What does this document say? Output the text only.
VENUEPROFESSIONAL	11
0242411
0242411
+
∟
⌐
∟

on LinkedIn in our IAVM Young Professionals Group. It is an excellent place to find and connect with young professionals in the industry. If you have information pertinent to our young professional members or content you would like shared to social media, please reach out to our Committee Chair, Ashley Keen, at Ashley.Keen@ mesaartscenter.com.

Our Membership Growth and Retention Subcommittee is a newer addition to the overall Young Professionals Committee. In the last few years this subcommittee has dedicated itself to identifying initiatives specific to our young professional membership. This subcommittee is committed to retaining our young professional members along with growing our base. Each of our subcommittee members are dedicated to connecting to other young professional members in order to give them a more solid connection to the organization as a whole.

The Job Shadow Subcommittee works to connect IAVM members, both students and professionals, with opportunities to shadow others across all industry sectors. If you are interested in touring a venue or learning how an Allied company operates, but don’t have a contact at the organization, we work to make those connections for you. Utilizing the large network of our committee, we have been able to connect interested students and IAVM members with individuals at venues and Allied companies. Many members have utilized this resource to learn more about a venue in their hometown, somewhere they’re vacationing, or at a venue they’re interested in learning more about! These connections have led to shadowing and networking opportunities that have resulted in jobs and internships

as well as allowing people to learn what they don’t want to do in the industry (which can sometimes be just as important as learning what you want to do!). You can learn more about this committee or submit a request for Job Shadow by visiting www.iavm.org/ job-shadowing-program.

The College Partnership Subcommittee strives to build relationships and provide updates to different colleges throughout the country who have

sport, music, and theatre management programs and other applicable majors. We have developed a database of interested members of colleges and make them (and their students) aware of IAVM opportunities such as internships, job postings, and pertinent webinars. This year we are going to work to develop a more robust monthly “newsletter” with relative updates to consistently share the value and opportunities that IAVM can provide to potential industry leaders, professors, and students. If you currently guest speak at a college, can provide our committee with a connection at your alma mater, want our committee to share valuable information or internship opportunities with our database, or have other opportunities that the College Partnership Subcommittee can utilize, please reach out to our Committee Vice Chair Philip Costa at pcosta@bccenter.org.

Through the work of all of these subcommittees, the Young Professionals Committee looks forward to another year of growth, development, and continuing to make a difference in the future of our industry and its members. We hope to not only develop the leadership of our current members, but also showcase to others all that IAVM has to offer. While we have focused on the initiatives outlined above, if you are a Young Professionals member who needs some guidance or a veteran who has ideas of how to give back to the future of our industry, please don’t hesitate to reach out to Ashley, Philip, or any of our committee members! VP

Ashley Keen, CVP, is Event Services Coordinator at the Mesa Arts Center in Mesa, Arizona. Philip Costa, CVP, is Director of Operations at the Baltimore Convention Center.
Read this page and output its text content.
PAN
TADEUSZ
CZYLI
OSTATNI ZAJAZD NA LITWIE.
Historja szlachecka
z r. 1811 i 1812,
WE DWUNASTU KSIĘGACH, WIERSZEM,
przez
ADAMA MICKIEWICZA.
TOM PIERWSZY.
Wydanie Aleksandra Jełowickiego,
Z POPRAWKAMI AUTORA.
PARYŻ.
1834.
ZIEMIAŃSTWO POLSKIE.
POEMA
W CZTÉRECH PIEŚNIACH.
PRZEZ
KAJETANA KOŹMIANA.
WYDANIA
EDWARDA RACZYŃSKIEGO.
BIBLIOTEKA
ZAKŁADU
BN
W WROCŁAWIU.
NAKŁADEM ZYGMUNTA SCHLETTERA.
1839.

========================================================================

**What you will do**: Reproduce the lines word for word, starting at the one holding "Read this page and output its text content." and ending at the final line of the material above.

**Written solution**:
Read this page and output its text content.
PAN
TADEUSZ
CZYLI
OSTATNI ZAJAZD NA LITWIE.
Historja szlachecka
z r. 1811 i 1812,
WE DWUNASTU KSIĘGACH, WIERSZEM,
przez
ADAMA MICKIEWICZA.
TOM PIERWSZY.
Wydanie Aleksandra Jełowickiego,
Z POPRAWKAMI AUTORA.
PARYŻ.
1834.
ZIEMIAŃSTWO POLSKIE.
POEMA
W CZTÉRECH PIEŚNIACH.
PRZEZ
KAJETANA KOŹMIANA.
WYDANIA
EDWARDA RACZYŃSKIEGO.
BIBLIOTEKA
ZAKŁADU
BN
W WROCŁAWIU.
NAKŁADEM ZYGMUNTA SCHLETTERA.
1839.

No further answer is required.